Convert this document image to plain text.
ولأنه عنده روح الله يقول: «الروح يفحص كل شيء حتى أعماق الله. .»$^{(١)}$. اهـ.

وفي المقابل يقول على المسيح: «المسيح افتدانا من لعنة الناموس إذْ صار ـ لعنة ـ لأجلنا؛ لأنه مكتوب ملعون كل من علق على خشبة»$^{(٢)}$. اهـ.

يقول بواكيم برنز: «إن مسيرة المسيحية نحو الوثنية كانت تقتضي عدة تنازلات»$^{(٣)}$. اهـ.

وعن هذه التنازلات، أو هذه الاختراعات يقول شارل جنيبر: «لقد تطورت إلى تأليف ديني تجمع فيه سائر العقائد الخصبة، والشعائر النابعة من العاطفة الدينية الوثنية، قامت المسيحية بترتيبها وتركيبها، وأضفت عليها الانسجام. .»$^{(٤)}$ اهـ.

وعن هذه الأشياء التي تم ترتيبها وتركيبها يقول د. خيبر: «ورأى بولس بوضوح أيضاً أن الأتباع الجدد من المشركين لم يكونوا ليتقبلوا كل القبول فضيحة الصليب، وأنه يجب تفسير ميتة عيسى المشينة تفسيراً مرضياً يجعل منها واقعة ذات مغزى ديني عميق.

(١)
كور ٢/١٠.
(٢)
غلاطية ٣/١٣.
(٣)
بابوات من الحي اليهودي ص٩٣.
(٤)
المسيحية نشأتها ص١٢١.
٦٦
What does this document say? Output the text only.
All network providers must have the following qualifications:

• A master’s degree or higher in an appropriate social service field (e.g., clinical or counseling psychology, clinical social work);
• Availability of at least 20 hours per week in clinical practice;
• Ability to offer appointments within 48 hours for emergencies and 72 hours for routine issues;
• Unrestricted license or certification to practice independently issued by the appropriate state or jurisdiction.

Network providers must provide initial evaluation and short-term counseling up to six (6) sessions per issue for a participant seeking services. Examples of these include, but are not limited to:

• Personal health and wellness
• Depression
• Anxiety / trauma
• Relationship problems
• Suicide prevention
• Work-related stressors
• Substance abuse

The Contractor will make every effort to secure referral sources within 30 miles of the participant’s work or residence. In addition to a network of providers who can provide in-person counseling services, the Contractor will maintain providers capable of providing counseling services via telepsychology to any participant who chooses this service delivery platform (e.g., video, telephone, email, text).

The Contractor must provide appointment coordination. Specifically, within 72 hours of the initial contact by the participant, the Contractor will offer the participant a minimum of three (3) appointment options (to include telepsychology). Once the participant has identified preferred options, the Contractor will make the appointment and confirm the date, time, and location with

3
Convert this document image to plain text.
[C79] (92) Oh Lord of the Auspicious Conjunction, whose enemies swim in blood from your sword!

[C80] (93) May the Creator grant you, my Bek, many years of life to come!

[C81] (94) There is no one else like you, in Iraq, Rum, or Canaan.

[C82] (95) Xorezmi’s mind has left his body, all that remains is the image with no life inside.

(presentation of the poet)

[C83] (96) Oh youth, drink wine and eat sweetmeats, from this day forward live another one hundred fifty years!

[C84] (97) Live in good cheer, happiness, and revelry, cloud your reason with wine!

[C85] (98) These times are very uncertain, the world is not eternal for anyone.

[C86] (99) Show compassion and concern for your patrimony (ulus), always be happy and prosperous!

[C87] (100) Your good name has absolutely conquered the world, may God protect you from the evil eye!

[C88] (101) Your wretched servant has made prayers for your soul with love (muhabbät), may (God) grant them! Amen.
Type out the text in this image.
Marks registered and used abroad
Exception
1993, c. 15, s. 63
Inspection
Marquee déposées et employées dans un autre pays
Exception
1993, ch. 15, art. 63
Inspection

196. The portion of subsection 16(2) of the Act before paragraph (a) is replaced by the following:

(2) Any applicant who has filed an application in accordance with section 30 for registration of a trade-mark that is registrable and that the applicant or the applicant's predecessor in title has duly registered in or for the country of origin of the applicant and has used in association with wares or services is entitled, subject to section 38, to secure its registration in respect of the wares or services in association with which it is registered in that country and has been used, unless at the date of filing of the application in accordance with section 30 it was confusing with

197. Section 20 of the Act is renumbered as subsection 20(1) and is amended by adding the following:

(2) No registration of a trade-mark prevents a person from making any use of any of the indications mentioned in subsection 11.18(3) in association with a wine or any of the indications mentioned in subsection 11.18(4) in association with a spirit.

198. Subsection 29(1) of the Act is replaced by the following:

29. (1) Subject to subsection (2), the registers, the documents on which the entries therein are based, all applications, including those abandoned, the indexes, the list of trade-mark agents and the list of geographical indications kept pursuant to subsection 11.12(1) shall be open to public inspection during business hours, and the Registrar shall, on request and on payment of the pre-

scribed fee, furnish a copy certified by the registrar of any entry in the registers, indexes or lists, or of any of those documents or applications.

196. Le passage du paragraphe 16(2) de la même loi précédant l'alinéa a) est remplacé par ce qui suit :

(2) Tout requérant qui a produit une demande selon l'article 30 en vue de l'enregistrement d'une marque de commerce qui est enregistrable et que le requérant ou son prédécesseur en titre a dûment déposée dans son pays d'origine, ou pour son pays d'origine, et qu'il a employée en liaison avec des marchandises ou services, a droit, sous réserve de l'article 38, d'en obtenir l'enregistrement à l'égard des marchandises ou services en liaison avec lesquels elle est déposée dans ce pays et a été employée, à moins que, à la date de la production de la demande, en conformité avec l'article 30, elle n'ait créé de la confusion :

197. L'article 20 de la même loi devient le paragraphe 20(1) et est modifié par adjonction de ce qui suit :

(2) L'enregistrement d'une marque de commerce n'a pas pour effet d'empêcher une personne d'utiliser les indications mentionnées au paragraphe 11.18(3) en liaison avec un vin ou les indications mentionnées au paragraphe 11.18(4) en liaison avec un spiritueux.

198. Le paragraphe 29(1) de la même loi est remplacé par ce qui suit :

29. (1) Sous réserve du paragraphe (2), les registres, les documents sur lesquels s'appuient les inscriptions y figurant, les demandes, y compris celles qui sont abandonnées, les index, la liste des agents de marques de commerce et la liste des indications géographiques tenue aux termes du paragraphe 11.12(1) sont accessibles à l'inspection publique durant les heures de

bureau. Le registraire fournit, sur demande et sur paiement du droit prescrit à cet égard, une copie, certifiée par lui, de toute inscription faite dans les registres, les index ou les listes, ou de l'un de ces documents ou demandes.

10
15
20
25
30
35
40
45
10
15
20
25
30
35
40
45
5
________
Every record above should be output exactly.

● **EXERCISE RESPONSE**
Convert this document image to plain text.
ولأنه عنده روح الله يقول: «الروح يفحص كل شيء حتى أعماق الله. .»$^{(١)}$. اهـ.

وفي المقابل يقول على المسيح: «المسيح افتدانا من لعنة الناموس إذْ صار ـ لعنة ـ لأجلنا؛ لأنه مكتوب ملعون كل من علق على خشبة»$^{(٢)}$. اهـ.

يقول بواكيم برنز: «إن مسيرة المسيحية نحو الوثنية كانت تقتضي عدة تنازلات»$^{(٣)}$. اهـ.

وعن هذه التنازلات، أو هذه الاختراعات يقول شارل جنيبر: «لقد تطورت إلى تأليف ديني تجمع فيه سائر العقائد الخصبة، والشعائر النابعة من العاطفة الدينية الوثنية، قامت المسيحية بترتيبها وتركيبها، وأضفت عليها الانسجام. .»$^{(٤)}$ اهـ.

وعن هذه الأشياء التي تم ترتيبها وتركيبها يقول د. خيبر: «ورأى بولس بوضوح أيضاً أن الأتباع الجدد من المشركين لم يكونوا ليتقبلوا كل القبول فضيحة الصليب، وأنه يجب تفسير ميتة عيسى المشينة تفسيراً مرضياً يجعل منها واقعة ذات مغزى ديني عميق.

(١)
كور ٢/١٠.
(٢)
غلاطية ٣/١٣.
(٣)
بابوات من الحي اليهودي ص٩٣.
(٤)
المسيحية نشأتها ص١٢١.
٦٦
What does this document say? Output the text only.
All network providers must have the following qualifications:

• A master’s degree or higher in an appropriate social service field (e.g., clinical or counseling psychology, clinical social work);
• Availability of at least 20 hours per week in clinical practice;
• Ability to offer appointments within 48 hours for emergencies and 72 hours for routine issues;
• Unrestricted license or certification to practice independently issued by the appropriate state or jurisdiction.

Network providers must provide initial evaluation and short-term counseling up to six (6) sessions per issue for a participant seeking services. Examples of these include, but are not limited to:

• Personal health and wellness
• Depression
• Anxiety / trauma
• Relationship problems
• Suicide prevention
• Work-related stressors
• Substance abuse

The Contractor will make every effort to secure referral sources within 30 miles of the participant’s work or residence. In addition to a network of providers who can provide in-person counseling services, the Contractor will maintain providers capable of providing counseling services via telepsychology to any participant who chooses this service delivery platform (e.g., video, telephone, email, text).

The Contractor must provide appointment coordination. Specifically, within 72 hours of the initial contact by the participant, the Contractor will offer the participant a minimum of three (3) appointment options (to include telepsychology). Once the participant has identified preferred options, the Contractor will make the appointment and confirm the date, time, and location with

3
Convert this document image to plain text.
[C79] (92) Oh Lord of the Auspicious Conjunction, whose enemies swim in blood from your sword!

[C80] (93) May the Creator grant you, my Bek, many years of life to come!

[C81] (94) There is no one else like you, in Iraq, Rum, or Canaan.

[C82] (95) Xorezmi’s mind has left his body, all that remains is the image with no life inside.

(presentation of the poet)

[C83] (96) Oh youth, drink wine and eat sweetmeats, from this day forward live another one hundred fifty years!

[C84] (97) Live in good cheer, happiness, and revelry, cloud your reason with wine!

[C85] (98) These times are very uncertain, the world is not eternal for anyone.

[C86] (99) Show compassion and concern for your patrimony (ulus), always be happy and prosperous!

[C87] (100) Your good name has absolutely conquered the world, may God protect you from the evil eye!

[C88] (101) Your wretched servant has made prayers for your soul with love (muhabbät), may (God) grant them! Amen.
Type out the text in this image.
Marks registered and used abroad
Exception
1993, c. 15, s. 63
Inspection
Marquee déposées et employées dans un autre pays
Exception
1993, ch. 15, art. 63
Inspection

196. The portion of subsection 16(2) of the Act before paragraph (a) is replaced by the following:

(2) Any applicant who has filed an application in accordance with section 30 for registration of a trade-mark that is registrable and that the applicant or the applicant's predecessor in title has duly registered in or for the country of origin of the applicant and has used in association with wares or services is entitled, subject to section 38, to secure its registration in respect of the wares or services in association with which it is registered in that country and has been used, unless at the date of filing of the application in accordance with section 30 it was confusing with

197. Section 20 of the Act is renumbered as subsection 20(1) and is amended by adding the following:

(2) No registration of a trade-mark prevents a person from making any use of any of the indications mentioned in subsection 11.18(3) in association with a wine or any of the indications mentioned in subsection 11.18(4) in association with a spirit.

198. Subsection 29(1) of the Act is replaced by the following:

29. (1) Subject to subsection (2), the registers, the documents on which the entries therein are based, all applications, including those abandoned, the indexes, the list of trade-mark agents and the list of geographical indications kept pursuant to subsection 11.12(1) shall be open to public inspection during business hours, and the Registrar shall, on request and on payment of the pre-

scribed fee, furnish a copy certified by the registrar of any entry in the registers, indexes or lists, or of any of those documents or applications.

196. Le passage du paragraphe 16(2) de la même loi précédant l'alinéa a) est remplacé par ce qui suit :

(2) Tout requérant qui a produit une demande selon l'article 30 en vue de l'enregistrement d'une marque de commerce qui est enregistrable et que le requérant ou son prédécesseur en titre a dûment déposée dans son pays d'origine, ou pour son pays d'origine, et qu'il a employée en liaison avec des marchandises ou services, a droit, sous réserve de l'article 38, d'en obtenir l'enregistrement à l'égard des marchandises ou services en liaison avec lesquels elle est déposée dans ce pays et a été employée, à moins que, à la date de la production de la demande, en conformité avec l'article 30, elle n'ait créé de la confusion :

197. L'article 20 de la même loi devient le paragraphe 20(1) et est modifié par adjonction de ce qui suit :

(2) L'enregistrement d'une marque de commerce n'a pas pour effet d'empêcher une personne d'utiliser les indications mentionnées au paragraphe 11.18(3) en liaison avec un vin ou les indications mentionnées au paragraphe 11.18(4) en liaison avec un spiritueux.

198. Le paragraphe 29(1) de la même loi est remplacé par ce qui suit :

29. (1) Sous réserve du paragraphe (2), les registres, les documents sur lesquels s'appuient les inscriptions y figurant, les demandes, y compris celles qui sont abandonnées, les index, la liste des agents de marques de commerce et la liste des indications géographiques tenue aux termes du paragraphe 11.12(1) sont accessibles à l'inspection publique durant les heures de

bureau. Le registraire fournit, sur demande et sur paiement du droit prescrit à cet égard, une copie, certifiée par lui, de toute inscription faite dans les registres, les index ou les listes, ou de l'un de ces documents ou demandes.

10
15
20
25
30
35
40
45
10
15
20
25
30
35
40
45
5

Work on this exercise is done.